SET EXERCISE: Every line that contains the word "title" should be copied out.

Items from a figure collection
________
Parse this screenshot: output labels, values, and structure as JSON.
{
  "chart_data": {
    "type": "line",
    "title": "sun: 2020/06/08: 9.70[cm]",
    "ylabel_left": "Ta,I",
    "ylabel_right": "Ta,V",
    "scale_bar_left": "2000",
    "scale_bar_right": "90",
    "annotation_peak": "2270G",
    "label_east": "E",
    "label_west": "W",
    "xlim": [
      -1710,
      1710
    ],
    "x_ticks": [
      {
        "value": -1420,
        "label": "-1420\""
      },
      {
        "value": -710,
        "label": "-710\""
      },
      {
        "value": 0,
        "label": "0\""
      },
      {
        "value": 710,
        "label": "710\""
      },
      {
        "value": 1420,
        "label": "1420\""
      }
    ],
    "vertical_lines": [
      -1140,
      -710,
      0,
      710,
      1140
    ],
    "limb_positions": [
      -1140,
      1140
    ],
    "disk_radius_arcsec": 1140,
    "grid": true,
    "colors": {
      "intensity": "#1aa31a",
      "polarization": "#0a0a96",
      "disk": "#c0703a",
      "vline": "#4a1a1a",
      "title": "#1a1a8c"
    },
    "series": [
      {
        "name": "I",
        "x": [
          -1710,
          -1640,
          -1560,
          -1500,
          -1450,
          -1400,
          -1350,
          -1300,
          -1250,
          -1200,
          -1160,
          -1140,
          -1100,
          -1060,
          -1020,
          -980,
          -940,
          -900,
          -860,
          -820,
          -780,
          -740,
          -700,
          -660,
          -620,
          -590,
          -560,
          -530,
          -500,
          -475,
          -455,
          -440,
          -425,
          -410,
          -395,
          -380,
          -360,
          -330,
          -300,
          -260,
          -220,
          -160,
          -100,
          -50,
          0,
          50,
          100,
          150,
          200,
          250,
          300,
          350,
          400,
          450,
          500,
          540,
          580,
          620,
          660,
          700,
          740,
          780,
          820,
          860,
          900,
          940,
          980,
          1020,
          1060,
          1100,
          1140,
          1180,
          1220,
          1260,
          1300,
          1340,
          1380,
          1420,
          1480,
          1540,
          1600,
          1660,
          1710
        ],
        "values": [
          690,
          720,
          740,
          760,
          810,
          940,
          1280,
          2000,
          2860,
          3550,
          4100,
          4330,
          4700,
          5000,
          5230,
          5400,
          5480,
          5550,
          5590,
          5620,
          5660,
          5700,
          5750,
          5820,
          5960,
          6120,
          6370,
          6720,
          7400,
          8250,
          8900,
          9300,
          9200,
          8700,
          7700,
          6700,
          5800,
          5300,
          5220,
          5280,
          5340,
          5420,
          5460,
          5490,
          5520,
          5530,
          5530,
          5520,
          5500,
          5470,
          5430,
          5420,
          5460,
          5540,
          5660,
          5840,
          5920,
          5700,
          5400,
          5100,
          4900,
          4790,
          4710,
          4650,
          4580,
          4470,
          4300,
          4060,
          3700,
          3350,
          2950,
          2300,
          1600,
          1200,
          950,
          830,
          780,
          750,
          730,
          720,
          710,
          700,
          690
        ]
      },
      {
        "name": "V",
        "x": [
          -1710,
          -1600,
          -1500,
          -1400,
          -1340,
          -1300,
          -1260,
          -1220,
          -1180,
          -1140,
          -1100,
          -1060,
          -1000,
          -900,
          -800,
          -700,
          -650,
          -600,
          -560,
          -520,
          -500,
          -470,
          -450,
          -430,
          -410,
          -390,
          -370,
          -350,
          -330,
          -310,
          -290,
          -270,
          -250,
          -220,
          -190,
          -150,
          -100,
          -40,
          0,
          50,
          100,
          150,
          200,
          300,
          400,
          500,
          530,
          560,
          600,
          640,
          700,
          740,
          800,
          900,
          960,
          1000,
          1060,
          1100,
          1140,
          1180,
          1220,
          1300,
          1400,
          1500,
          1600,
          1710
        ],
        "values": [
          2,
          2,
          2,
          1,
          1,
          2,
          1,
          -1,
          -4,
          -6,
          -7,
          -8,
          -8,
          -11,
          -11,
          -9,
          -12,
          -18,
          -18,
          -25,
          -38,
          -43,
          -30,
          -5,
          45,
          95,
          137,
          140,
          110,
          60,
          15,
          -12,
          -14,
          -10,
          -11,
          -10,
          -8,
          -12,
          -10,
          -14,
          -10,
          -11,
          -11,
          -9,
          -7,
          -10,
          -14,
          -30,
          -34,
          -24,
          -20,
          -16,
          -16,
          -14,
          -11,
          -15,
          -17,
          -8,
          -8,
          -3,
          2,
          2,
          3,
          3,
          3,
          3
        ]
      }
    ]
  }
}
________
TASK OUTPUT:
    "title": "sun: 2020/06/08: 9.70[cm]",
      "title": "#1a1a8c"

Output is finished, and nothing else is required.